Entries taken from a collection
=-=-=
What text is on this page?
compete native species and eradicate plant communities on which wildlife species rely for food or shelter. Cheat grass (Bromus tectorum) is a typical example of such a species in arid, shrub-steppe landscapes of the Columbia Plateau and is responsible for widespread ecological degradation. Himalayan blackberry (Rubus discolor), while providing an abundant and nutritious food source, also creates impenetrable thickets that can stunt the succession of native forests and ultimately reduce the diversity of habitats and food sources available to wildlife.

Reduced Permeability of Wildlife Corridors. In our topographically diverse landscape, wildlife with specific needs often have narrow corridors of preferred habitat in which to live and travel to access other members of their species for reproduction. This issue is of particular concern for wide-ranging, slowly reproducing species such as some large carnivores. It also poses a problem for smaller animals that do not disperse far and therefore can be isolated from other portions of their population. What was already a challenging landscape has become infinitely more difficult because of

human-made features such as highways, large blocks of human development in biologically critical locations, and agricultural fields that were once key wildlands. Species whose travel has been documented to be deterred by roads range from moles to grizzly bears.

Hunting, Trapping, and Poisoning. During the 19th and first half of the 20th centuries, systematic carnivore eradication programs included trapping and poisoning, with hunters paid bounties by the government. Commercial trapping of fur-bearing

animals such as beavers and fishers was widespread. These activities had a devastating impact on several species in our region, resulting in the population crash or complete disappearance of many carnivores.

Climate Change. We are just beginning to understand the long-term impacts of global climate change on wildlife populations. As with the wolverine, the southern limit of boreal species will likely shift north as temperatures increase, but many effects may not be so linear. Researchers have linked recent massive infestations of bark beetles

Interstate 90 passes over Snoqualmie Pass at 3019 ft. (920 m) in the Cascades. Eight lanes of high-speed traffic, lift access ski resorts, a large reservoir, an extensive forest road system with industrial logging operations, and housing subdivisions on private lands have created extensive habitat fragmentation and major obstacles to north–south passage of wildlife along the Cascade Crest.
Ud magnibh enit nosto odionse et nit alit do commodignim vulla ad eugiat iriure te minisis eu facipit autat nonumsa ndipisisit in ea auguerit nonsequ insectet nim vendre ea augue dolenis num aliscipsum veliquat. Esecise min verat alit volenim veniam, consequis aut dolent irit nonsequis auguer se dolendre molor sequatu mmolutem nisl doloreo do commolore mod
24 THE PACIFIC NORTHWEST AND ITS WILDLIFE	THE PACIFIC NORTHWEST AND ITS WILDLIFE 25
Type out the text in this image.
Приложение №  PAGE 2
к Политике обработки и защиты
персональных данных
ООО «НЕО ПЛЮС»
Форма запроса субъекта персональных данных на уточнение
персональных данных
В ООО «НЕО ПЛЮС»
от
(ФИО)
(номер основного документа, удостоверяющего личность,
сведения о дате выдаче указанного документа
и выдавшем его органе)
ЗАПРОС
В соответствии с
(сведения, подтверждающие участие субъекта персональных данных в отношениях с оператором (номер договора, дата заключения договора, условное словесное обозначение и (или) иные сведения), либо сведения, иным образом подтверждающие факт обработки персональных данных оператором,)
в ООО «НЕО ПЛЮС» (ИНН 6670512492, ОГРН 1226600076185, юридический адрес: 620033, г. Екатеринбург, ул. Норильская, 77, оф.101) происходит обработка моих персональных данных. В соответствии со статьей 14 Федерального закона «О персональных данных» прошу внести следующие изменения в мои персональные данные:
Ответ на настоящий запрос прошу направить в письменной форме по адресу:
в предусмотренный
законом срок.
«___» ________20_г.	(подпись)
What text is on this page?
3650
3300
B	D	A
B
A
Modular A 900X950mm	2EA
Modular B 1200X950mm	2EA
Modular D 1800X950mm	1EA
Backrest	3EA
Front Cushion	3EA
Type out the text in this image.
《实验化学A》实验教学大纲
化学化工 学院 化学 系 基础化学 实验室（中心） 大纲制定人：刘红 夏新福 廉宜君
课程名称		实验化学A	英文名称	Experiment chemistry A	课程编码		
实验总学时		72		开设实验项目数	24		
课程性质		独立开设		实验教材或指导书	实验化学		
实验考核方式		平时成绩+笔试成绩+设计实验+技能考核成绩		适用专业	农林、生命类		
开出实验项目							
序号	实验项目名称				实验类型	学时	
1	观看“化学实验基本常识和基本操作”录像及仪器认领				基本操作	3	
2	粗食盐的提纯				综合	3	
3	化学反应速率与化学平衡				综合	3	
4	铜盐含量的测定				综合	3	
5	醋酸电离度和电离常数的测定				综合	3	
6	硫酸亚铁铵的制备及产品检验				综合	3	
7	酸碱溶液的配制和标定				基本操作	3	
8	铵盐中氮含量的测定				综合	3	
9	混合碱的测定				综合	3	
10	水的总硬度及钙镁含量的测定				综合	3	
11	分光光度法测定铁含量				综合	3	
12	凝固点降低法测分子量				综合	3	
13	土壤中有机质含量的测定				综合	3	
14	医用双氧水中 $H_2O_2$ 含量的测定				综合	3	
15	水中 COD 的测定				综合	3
=-=-=
> [What you should do]:
Without leaving anything out, quote all the data.

> [Solution]:
What text is on this page?
compete native species and eradicate plant communities on which wildlife species rely for food or shelter. Cheat grass (Bromus tectorum) is a typical example of such a species in arid, shrub-steppe landscapes of the Columbia Plateau and is responsible for widespread ecological degradation. Himalayan blackberry (Rubus discolor), while providing an abundant and nutritious food source, also creates impenetrable thickets that can stunt the succession of native forests and ultimately reduce the diversity of habitats and food sources available to wildlife.

Reduced Permeability of Wildlife Corridors. In our topographically diverse landscape, wildlife with specific needs often have narrow corridors of preferred habitat in which to live and travel to access other members of their species for reproduction. This issue is of particular concern for wide-ranging, slowly reproducing species such as some large carnivores. It also poses a problem for smaller animals that do not disperse far and therefore can be isolated from other portions of their population. What was already a challenging landscape has become infinitely more difficult because of

human-made features such as highways, large blocks of human development in biologically critical locations, and agricultural fields that were once key wildlands. Species whose travel has been documented to be deterred by roads range from moles to grizzly bears.

Hunting, Trapping, and Poisoning. During the 19th and first half of the 20th centuries, systematic carnivore eradication programs included trapping and poisoning, with hunters paid bounties by the government. Commercial trapping of fur-bearing

animals such as beavers and fishers was widespread. These activities had a devastating impact on several species in our region, resulting in the population crash or complete disappearance of many carnivores.

Climate Change. We are just beginning to understand the long-term impacts of global climate change on wildlife populations. As with the wolverine, the southern limit of boreal species will likely shift north as temperatures increase, but many effects may not be so linear. Researchers have linked recent massive infestations of bark beetles

Interstate 90 passes over Snoqualmie Pass at 3019 ft. (920 m) in the Cascades. Eight lanes of high-speed traffic, lift access ski resorts, a large reservoir, an extensive forest road system with industrial logging operations, and housing subdivisions on private lands have created extensive habitat fragmentation and major obstacles to north–south passage of wildlife along the Cascade Crest.
Ud magnibh enit nosto odionse et nit alit do commodignim vulla ad eugiat iriure te minisis eu facipit autat nonumsa ndipisisit in ea auguerit nonsequ insectet nim vendre ea augue dolenis num aliscipsum veliquat. Esecise min verat alit volenim veniam, consequis aut dolent irit nonsequis auguer se dolendre molor sequatu mmolutem nisl doloreo do commolore mod
24 THE PACIFIC NORTHWEST AND ITS WILDLIFE	THE PACIFIC NORTHWEST AND ITS WILDLIFE 25
Type out the text in this image.
Приложение №  PAGE 2
к Политике обработки и защиты
персональных данных
ООО «НЕО ПЛЮС»
Форма запроса субъекта персональных данных на уточнение
персональных данных
В ООО «НЕО ПЛЮС»
от
(ФИО)
(номер основного документа, удостоверяющего личность,
сведения о дате выдаче указанного документа
и выдавшем его органе)
ЗАПРОС
В соответствии с
(сведения, подтверждающие участие субъекта персональных данных в отношениях с оператором (номер договора, дата заключения договора, условное словесное обозначение и (или) иные сведения), либо сведения, иным образом подтверждающие факт обработки персональных данных оператором,)
в ООО «НЕО ПЛЮС» (ИНН 6670512492, ОГРН 1226600076185, юридический адрес: 620033, г. Екатеринбург, ул. Норильская, 77, оф.101) происходит обработка моих персональных данных. В соответствии со статьей 14 Федерального закона «О персональных данных» прошу внести следующие изменения в мои персональные данные:
Ответ на настоящий запрос прошу направить в письменной форме по адресу:
в предусмотренный
законом срок.
«___» ________20_г.	(подпись)
What text is on this page?
3650
3300
B	D	A
B
A
Modular A 900X950mm	2EA
Modular B 1200X950mm	2EA
Modular D 1800X950mm	1EA
Backrest	3EA
Front Cushion	3EA
Type out the text in this image.
《实验化学A》实验教学大纲
化学化工 学院 化学 系 基础化学 实验室（中心） 大纲制定人：刘红 夏新福 廉宜君
课程名称		实验化学A	英文名称	Experiment chemistry A	课程编码		
实验总学时		72		开设实验项目数	24		
课程性质		独立开设		实验教材或指导书	实验化学		
实验考核方式		平时成绩+笔试成绩+设计实验+技能考核成绩		适用专业	农林、生命类		
开出实验项目							
序号	实验项目名称				实验类型	学时	
1	观看“化学实验基本常识和基本操作”录像及仪器认领				基本操作	3	
2	粗食盐的提纯				综合	3	
3	化学反应速率与化学平衡				综合	3	
4	铜盐含量的测定				综合	3	
5	醋酸电离度和电离常数的测定				综合	3	
6	硫酸亚铁铵的制备及产品检验				综合	3	
7	酸碱溶液的配制和标定				基本操作	3	
8	铵盐中氮含量的测定				综合	3	
9	混合碱的测定				综合	3	
10	水的总硬度及钙镁含量的测定				综合	3	
11	分光光度法测定铁含量				综合	3	
12	凝固点降低法测分子量				综合	3	
13	土壤中有机质含量的测定				综合	3	
14	医用双氧水中 $H_2O_2$ 含量的测定				综合	3	
15	水中 COD 的测定				综合	3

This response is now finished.